* BEGIN DATA *
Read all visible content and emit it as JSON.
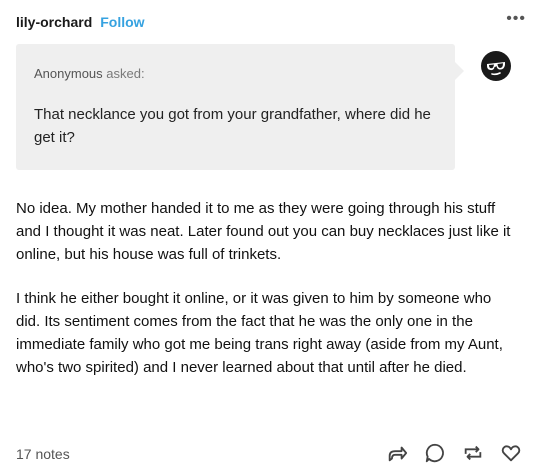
{
  "post": {
    "username": "lily-orchard",
    "follow_label": "Follow",
    "more_label": "•••",
    "ask": {
      "asker": "Anonymous",
      "asked_label": "asked:",
      "question": "That necklance you got from your grandfather, where did he get it?"
    },
    "answer": [
      "No idea. My mother handed it to me as they were going through his stuff and I thought it was neat. Later found out you can buy necklaces just like it online, but his house was full of trinkets.",
      "I think he either bought it online, or it was given to him by someone who did. Its sentiment comes from the fact that he was the only one in the immediate family who got me being trans right away (aside from my Aunt, who's two spirited) and I never learned about that until after he died."
    ],
    "notes": "17 notes"
  },
  "icons": {
    "more": "more-options-icon",
    "avatar": "sunglasses-avatar-icon",
    "share": "share-icon",
    "reply": "reply-icon",
    "reblog": "reblog-icon",
    "like": "heart-icon"
  },
  "colors": {
    "follow": "#36a2e0",
    "ask_background": "#efefef",
    "text": "#111111"
  }
}
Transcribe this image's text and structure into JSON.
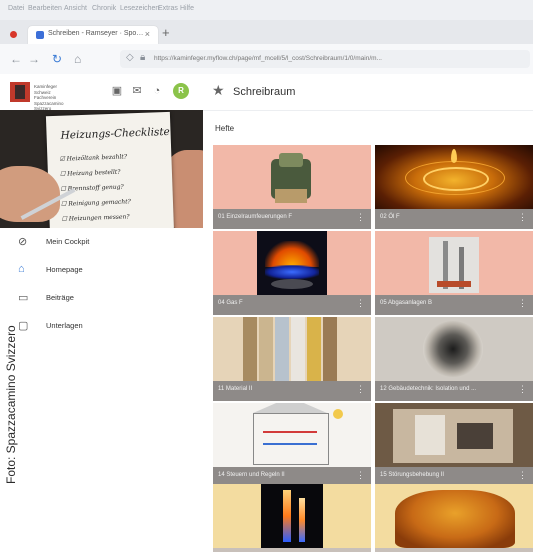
{
  "browser": {
    "menu_items": [
      "Datei",
      "Bearbeiten",
      "Ansicht",
      "Chronik",
      "Lesezeichen",
      "Extras",
      "Hilfe"
    ],
    "tab_title": "Schreiben - Ramseyer · Spo…",
    "tab_close": "×",
    "new_tab": "+",
    "url": "https://kaminfeger.myflow.ch/page/mf_mcell/5/l_cost/Schreibraum/1/0/main/m..."
  },
  "header": {
    "logo_text": "Kaminfeger Schweiz\nFachverein\nSpazzacamino Svizzero",
    "avatar_letter": "R",
    "page_title": "Schreibraum"
  },
  "hero": {
    "heading": "Heizungs-Checkliste",
    "lines": [
      "Heizöltank bezahlt?",
      "Heizung bestellt?",
      "Brennstoff genug?",
      "Reinigung gemacht?",
      "Heizungen messen?"
    ]
  },
  "sidebar": {
    "items": [
      {
        "label": "Mein Cockpit",
        "icon": "dashboard-icon",
        "active": false
      },
      {
        "label": "Homepage",
        "icon": "home-icon",
        "active": true
      },
      {
        "label": "Beiträge",
        "icon": "document-icon",
        "active": false
      },
      {
        "label": "Unterlagen",
        "icon": "folder-icon",
        "active": false
      }
    ]
  },
  "credit": "Foto: Spazzacamino Svizzero",
  "main": {
    "section_title": "Hefte",
    "more_icon": "⋮",
    "cards": [
      {
        "caption": "01 Einzelraumfeuerungen F",
        "theme": "pump"
      },
      {
        "caption": "02 Öl F",
        "theme": "oil"
      },
      {
        "caption": "04 Gas F",
        "theme": "gas"
      },
      {
        "caption": "05 Abgasanlagen B",
        "theme": "chimney"
      },
      {
        "caption": "11 Material II",
        "theme": "material"
      },
      {
        "caption": "12 Gebäudetechnik: Isolation und ...",
        "theme": "pipe"
      },
      {
        "caption": "14 Steuern und Regeln II",
        "theme": "diagram"
      },
      {
        "caption": "15 Störungsbehebung II",
        "theme": "panel"
      },
      {
        "caption": "",
        "theme": "flame2"
      },
      {
        "caption": "",
        "theme": "spice"
      }
    ]
  },
  "colors": {
    "accent_blue": "#3a7bd5",
    "card_pink": "#f2b8a8",
    "card_footer": "#8e8a88",
    "avatar_green": "#8bc34a",
    "logo_red": "#c0392b"
  }
}
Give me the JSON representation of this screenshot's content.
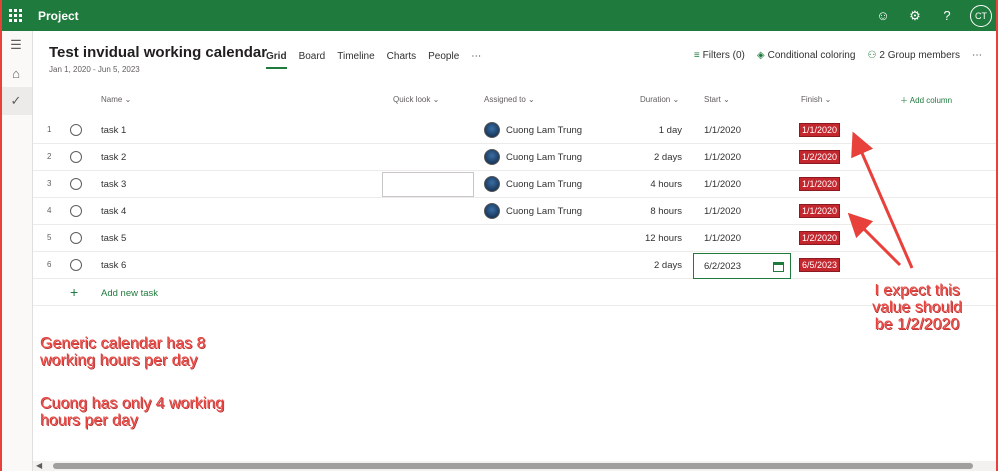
* END DATA *
- WORK INSTRUCTIONS
Transcribe the material as is, with images omitted.

- FULL OUTPUT
Read all visible content and emit it as JSON.
{
  "post": {
    "username": "lily-orchard",
    "follow_label": "Follow",
    "more_label": "•••",
    "ask": {
      "asker": "Anonymous",
      "asked_label": "asked:",
      "question": "That necklance you got from your grandfather, where did he get it?"
    },
    "answer": [
      "No idea. My mother handed it to me as they were going through his stuff and I thought it was neat. Later found out you can buy necklaces just like it online, but his house was full of trinkets.",
      "I think he either bought it online, or it was given to him by someone who did. Its sentiment comes from the fact that he was the only one in the immediate family who got me being trans right away (aside from my Aunt, who's two spirited) and I never learned about that until after he died."
    ],
    "notes": "17 notes"
  },
  "icons": {
    "more": "more-options-icon",
    "avatar": "sunglasses-avatar-icon",
    "share": "share-icon",
    "reply": "reply-icon",
    "reblog": "reblog-icon",
    "like": "heart-icon"
  },
  "colors": {
    "follow": "#36a2e0",
    "ask_background": "#efefef",
    "text": "#111111"
  }
}
Transcribe this image's text and structure into JSON.
{
  "browser": {
    "menu_items": [
      "Datei",
      "Bearbeiten",
      "Ansicht",
      "Chronik",
      "Lesezeichen",
      "Extras",
      "Hilfe"
    ],
    "tab_title": "Schreiben - Ramseyer · Spo…",
    "tab_close": "×",
    "new_tab": "+",
    "url": "https://kaminfeger.myflow.ch/page/mf_mcell/5/l_cost/Schreibraum/1/0/main/m..."
  },
  "header": {
    "logo_text": "Kaminfeger Schweiz\nFachverein\nSpazzacamino Svizzero",
    "avatar_letter": "R",
    "page_title": "Schreibraum"
  },
  "hero": {
    "heading": "Heizungs-Checkliste",
    "lines": [
      "Heizöltank bezahlt?",
      "Heizung bestellt?",
      "Brennstoff genug?",
      "Reinigung gemacht?",
      "Heizungen messen?"
    ]
  },
  "sidebar": {
    "items": [
      {
        "label": "Mein Cockpit",
        "icon": "dashboard-icon",
        "active": false
      },
      {
        "label": "Homepage",
        "icon": "home-icon",
        "active": true
      },
      {
        "label": "Beiträge",
        "icon": "document-icon",
        "active": false
      },
      {
        "label": "Unterlagen",
        "icon": "folder-icon",
        "active": false
      }
    ]
  },
  "credit": "Foto: Spazzacamino Svizzero",
  "main": {
    "section_title": "Hefte",
    "more_icon": "⋮",
    "cards": [
      {
        "caption": "01 Einzelraumfeuerungen F",
        "theme": "pump"
      },
      {
        "caption": "02 Öl F",
        "theme": "oil"
      },
      {
        "caption": "04 Gas F",
        "theme": "gas"
      },
      {
        "caption": "05 Abgasanlagen B",
        "theme": "chimney"
      },
      {
        "caption": "11 Material II",
        "theme": "material"
      },
      {
        "caption": "12 Gebäudetechnik: Isolation und ...",
        "theme": "pipe"
      },
      {
        "caption": "14 Steuern und Regeln II",
        "theme": "diagram"
      },
      {
        "caption": "15 Störungsbehebung II",
        "theme": "panel"
      },
      {
        "caption": "",
        "theme": "flame2"
      },
      {
        "caption": "",
        "theme": "spice"
      }
    ]
  },
  "colors": {
    "accent_blue": "#3a7bd5",
    "card_pink": "#f2b8a8",
    "card_footer": "#8e8a88",
    "avatar_green": "#8bc34a",
    "logo_red": "#c0392b"
  }
}
Give me the JSON representation of this screenshot's content.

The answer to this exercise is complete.